[A run of records]
===============
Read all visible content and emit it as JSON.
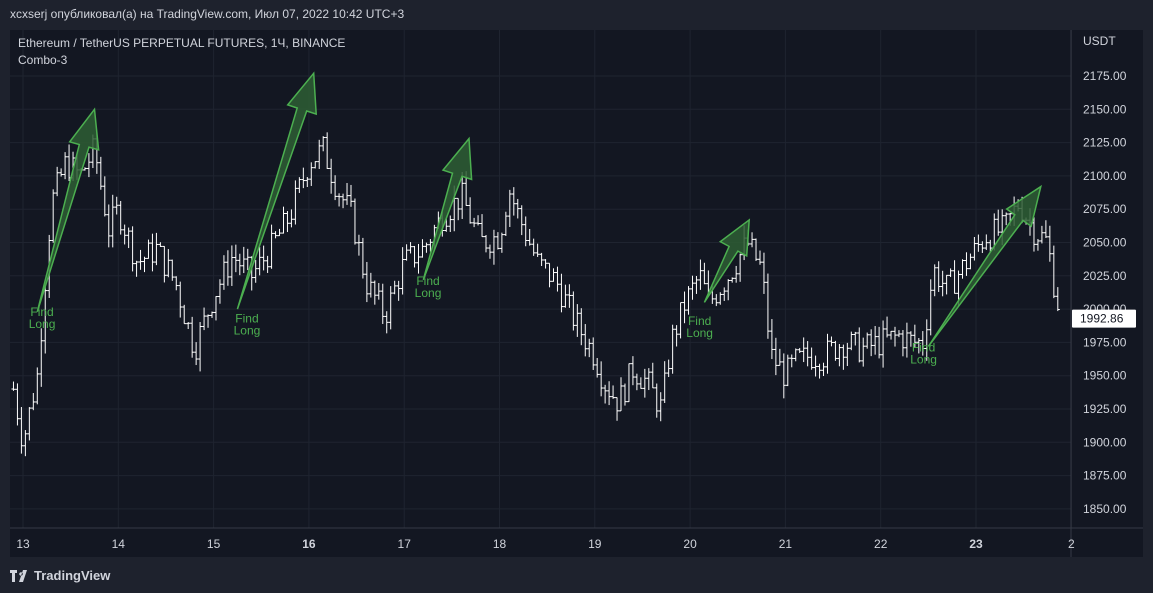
{
  "header": {
    "text": "xcxserj опубликовал(а) на TradingView.com, Июл 07, 2022 10:42 UTC+3"
  },
  "chart": {
    "symbol_line": "Ethereum / TetherUS PERPETUAL FUTURES, 1Ч, BINANCE",
    "study_name": "Combo-3",
    "currency": "USDT",
    "last_price": "1992.86"
  },
  "footer": {
    "brand": "TradingView"
  },
  "colors": {
    "background": "#131722",
    "candle": "#ffffff",
    "signal_green": "#4caf50",
    "arrow_fill": "#2e5e34",
    "grid": "#1f2430",
    "text": "#d1d4dc"
  },
  "chart_data": {
    "type": "ohlc",
    "x_tick_labels": [
      {
        "label": "13",
        "bold": false
      },
      {
        "label": "14",
        "bold": false
      },
      {
        "label": "15",
        "bold": false
      },
      {
        "label": "16",
        "bold": true
      },
      {
        "label": "17",
        "bold": false
      },
      {
        "label": "18",
        "bold": false
      },
      {
        "label": "19",
        "bold": false
      },
      {
        "label": "20",
        "bold": false
      },
      {
        "label": "21",
        "bold": false
      },
      {
        "label": "22",
        "bold": false
      },
      {
        "label": "23",
        "bold": true
      },
      {
        "label": "2",
        "bold": false
      }
    ],
    "y_ticks": [
      "2175.00",
      "2150.00",
      "2125.00",
      "2100.00",
      "2075.00",
      "2050.00",
      "2025.00",
      "2000.00",
      "1975.00",
      "1950.00",
      "1925.00",
      "1900.00",
      "1875.00",
      "1850.00"
    ],
    "ylim": [
      1840,
      2195
    ],
    "signals": [
      {
        "label": "Find Long",
        "day": 13.2,
        "price": 1995
      },
      {
        "label": "Find Long",
        "day": 15.35,
        "price": 1990
      },
      {
        "label": "Find Long",
        "day": 17.25,
        "price": 2018
      },
      {
        "label": "Find Long",
        "day": 20.1,
        "price": 1988
      },
      {
        "label": "Find Long",
        "day": 22.45,
        "price": 1968
      }
    ],
    "arrows": [
      {
        "from": [
          13.15,
          1998
        ],
        "to": [
          13.75,
          2150
        ]
      },
      {
        "from": [
          15.25,
          2000
        ],
        "to": [
          16.05,
          2177
        ]
      },
      {
        "from": [
          17.2,
          2022
        ],
        "to": [
          17.68,
          2128
        ]
      },
      {
        "from": [
          20.15,
          2005
        ],
        "to": [
          20.62,
          2067
        ]
      },
      {
        "from": [
          22.5,
          1972
        ],
        "to": [
          23.68,
          2092
        ]
      }
    ],
    "anchors": [
      [
        12.9,
        1940
      ],
      [
        13.0,
        1900
      ],
      [
        13.15,
        1950
      ],
      [
        13.3,
        2080
      ],
      [
        13.45,
        2110
      ],
      [
        13.6,
        2100
      ],
      [
        13.75,
        2120
      ],
      [
        13.9,
        2060
      ],
      [
        14.0,
        2075
      ],
      [
        14.2,
        2035
      ],
      [
        14.4,
        2045
      ],
      [
        14.6,
        2020
      ],
      [
        14.8,
        1970
      ],
      [
        15.0,
        2010
      ],
      [
        15.2,
        2040
      ],
      [
        15.4,
        2025
      ],
      [
        15.6,
        2045
      ],
      [
        15.8,
        2070
      ],
      [
        16.0,
        2110
      ],
      [
        16.15,
        2120
      ],
      [
        16.3,
        2090
      ],
      [
        16.45,
        2070
      ],
      [
        16.6,
        2020
      ],
      [
        16.8,
        1995
      ],
      [
        17.0,
        2035
      ],
      [
        17.2,
        2045
      ],
      [
        17.4,
        2070
      ],
      [
        17.6,
        2085
      ],
      [
        17.8,
        2050
      ],
      [
        18.0,
        2055
      ],
      [
        18.1,
        2090
      ],
      [
        18.2,
        2070
      ],
      [
        18.4,
        2035
      ],
      [
        18.6,
        2020
      ],
      [
        18.8,
        1990
      ],
      [
        19.0,
        1965
      ],
      [
        19.1,
        1945
      ],
      [
        19.25,
        1930
      ],
      [
        19.4,
        1955
      ],
      [
        19.55,
        1945
      ],
      [
        19.7,
        1925
      ],
      [
        19.8,
        1975
      ],
      [
        19.95,
        2005
      ],
      [
        20.1,
        2025
      ],
      [
        20.2,
        2005
      ],
      [
        20.4,
        2025
      ],
      [
        20.6,
        2050
      ],
      [
        20.75,
        2030
      ],
      [
        20.85,
        1965
      ],
      [
        21.0,
        1950
      ],
      [
        21.1,
        1960
      ],
      [
        21.25,
        1965
      ],
      [
        21.4,
        1965
      ],
      [
        21.6,
        1975
      ],
      [
        21.8,
        1970
      ],
      [
        22.0,
        1975
      ],
      [
        22.2,
        1980
      ],
      [
        22.35,
        1975
      ],
      [
        22.45,
        1975
      ],
      [
        22.55,
        2030
      ],
      [
        22.7,
        2015
      ],
      [
        22.9,
        2035
      ],
      [
        23.1,
        2055
      ],
      [
        23.3,
        2060
      ],
      [
        23.45,
        2080
      ],
      [
        23.6,
        2060
      ],
      [
        23.75,
        2050
      ],
      [
        23.85,
        2005
      ]
    ]
  }
}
===============
§ TASK BRIEF
Which lines include the word "TradingView"? Copy every one of them.

§ EXERCISE RESULT
    "text": "xcxserj опубликовал(а) на TradingView.com, Июл 07, 2022 10:42 UTC+3"
    "brand": "TradingView"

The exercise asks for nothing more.